= Task =
An exact copy of every record is needed.

= Supplied material =
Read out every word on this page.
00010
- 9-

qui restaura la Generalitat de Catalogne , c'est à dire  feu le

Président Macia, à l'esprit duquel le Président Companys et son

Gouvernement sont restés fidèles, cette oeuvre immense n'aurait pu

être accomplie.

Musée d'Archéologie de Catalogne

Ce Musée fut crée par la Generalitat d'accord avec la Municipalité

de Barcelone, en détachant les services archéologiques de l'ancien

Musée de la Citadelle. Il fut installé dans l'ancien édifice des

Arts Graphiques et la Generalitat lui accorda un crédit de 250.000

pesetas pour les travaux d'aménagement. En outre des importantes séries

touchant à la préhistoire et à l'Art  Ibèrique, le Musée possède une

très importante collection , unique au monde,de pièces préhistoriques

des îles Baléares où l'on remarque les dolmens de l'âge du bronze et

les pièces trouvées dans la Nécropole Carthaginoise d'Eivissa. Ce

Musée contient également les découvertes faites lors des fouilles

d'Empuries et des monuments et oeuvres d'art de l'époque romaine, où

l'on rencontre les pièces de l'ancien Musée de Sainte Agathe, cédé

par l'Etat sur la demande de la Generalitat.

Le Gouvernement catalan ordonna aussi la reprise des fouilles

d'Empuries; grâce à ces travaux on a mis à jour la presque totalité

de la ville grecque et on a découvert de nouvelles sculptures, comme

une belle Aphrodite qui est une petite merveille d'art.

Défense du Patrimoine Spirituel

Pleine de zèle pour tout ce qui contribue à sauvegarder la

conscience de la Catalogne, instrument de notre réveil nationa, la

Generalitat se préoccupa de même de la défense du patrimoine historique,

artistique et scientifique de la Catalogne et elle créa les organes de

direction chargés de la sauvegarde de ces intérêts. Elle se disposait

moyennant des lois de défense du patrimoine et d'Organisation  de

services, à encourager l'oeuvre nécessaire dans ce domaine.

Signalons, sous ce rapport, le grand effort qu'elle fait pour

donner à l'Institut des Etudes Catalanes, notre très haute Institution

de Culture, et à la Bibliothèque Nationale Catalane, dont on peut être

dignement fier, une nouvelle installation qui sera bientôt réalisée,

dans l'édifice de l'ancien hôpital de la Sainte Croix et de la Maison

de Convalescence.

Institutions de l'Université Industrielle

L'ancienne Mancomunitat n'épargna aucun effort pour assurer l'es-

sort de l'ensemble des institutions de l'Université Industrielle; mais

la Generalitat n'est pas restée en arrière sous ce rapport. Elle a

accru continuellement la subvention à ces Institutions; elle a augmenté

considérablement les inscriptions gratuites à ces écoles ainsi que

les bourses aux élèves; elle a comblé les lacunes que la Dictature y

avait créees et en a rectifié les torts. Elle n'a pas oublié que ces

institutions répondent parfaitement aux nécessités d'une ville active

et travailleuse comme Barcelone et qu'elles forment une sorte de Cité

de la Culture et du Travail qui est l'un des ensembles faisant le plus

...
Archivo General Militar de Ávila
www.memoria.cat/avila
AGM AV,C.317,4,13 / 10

= Answer to the exercise =
Read out every word on this page.
00010
- 9-

qui restaura la Generalitat de Catalogne , c'est à dire  feu le

Président Macia, à l'esprit duquel le Président Companys et son

Gouvernement sont restés fidèles, cette oeuvre immense n'aurait pu

être accomplie.

Musée d'Archéologie de Catalogne

Ce Musée fut crée par la Generalitat d'accord avec la Municipalité

de Barcelone, en détachant les services archéologiques de l'ancien

Musée de la Citadelle. Il fut installé dans l'ancien édifice des

Arts Graphiques et la Generalitat lui accorda un crédit de 250.000

pesetas pour les travaux d'aménagement. En outre des importantes séries

touchant à la préhistoire et à l'Art  Ibèrique, le Musée possède une

très importante collection , unique au monde,de pièces préhistoriques

des îles Baléares où l'on remarque les dolmens de l'âge du bronze et

les pièces trouvées dans la Nécropole Carthaginoise d'Eivissa. Ce

Musée contient également les découvertes faites lors des fouilles

d'Empuries et des monuments et oeuvres d'art de l'époque romaine, où

l'on rencontre les pièces de l'ancien Musée de Sainte Agathe, cédé

par l'Etat sur la demande de la Generalitat.

Le Gouvernement catalan ordonna aussi la reprise des fouilles

d'Empuries; grâce à ces travaux on a mis à jour la presque totalité

de la ville grecque et on a découvert de nouvelles sculptures, comme

une belle Aphrodite qui est une petite merveille d'art.

Défense du Patrimoine Spirituel

Pleine de zèle pour tout ce qui contribue à sauvegarder la

conscience de la Catalogne, instrument de notre réveil nationa, la

Generalitat se préoccupa de même de la défense du patrimoine historique,

artistique et scientifique de la Catalogne et elle créa les organes de

direction chargés de la sauvegarde de ces intérêts. Elle se disposait

moyennant des lois de défense du patrimoine et d'Organisation  de

services, à encourager l'oeuvre nécessaire dans ce domaine.

Signalons, sous ce rapport, le grand effort qu'elle fait pour

donner à l'Institut des Etudes Catalanes, notre très haute Institution

de Culture, et à la Bibliothèque Nationale Catalane, dont on peut être

dignement fier, une nouvelle installation qui sera bientôt réalisée,

dans l'édifice de l'ancien hôpital de la Sainte Croix et de la Maison

de Convalescence.

Institutions de l'Université Industrielle

L'ancienne Mancomunitat n'épargna aucun effort pour assurer l'es-

sort de l'ensemble des institutions de l'Université Industrielle; mais

la Generalitat n'est pas restée en arrière sous ce rapport. Elle a

accru continuellement la subvention à ces Institutions; elle a augmenté

considérablement les inscriptions gratuites à ces écoles ainsi que

les bourses aux élèves; elle a comblé les lacunes que la Dictature y

avait créees et en a rectifié les torts. Elle n'a pas oublié que ces

institutions répondent parfaitement aux nécessités d'une ville active

et travailleuse comme Barcelone et qu'elles forment une sorte de Cité

de la Culture et du Travail qui est l'un des ensembles faisant le plus

...
Archivo General Militar de Ávila
www.memoria.cat/avila
AGM AV,C.317,4,13 / 10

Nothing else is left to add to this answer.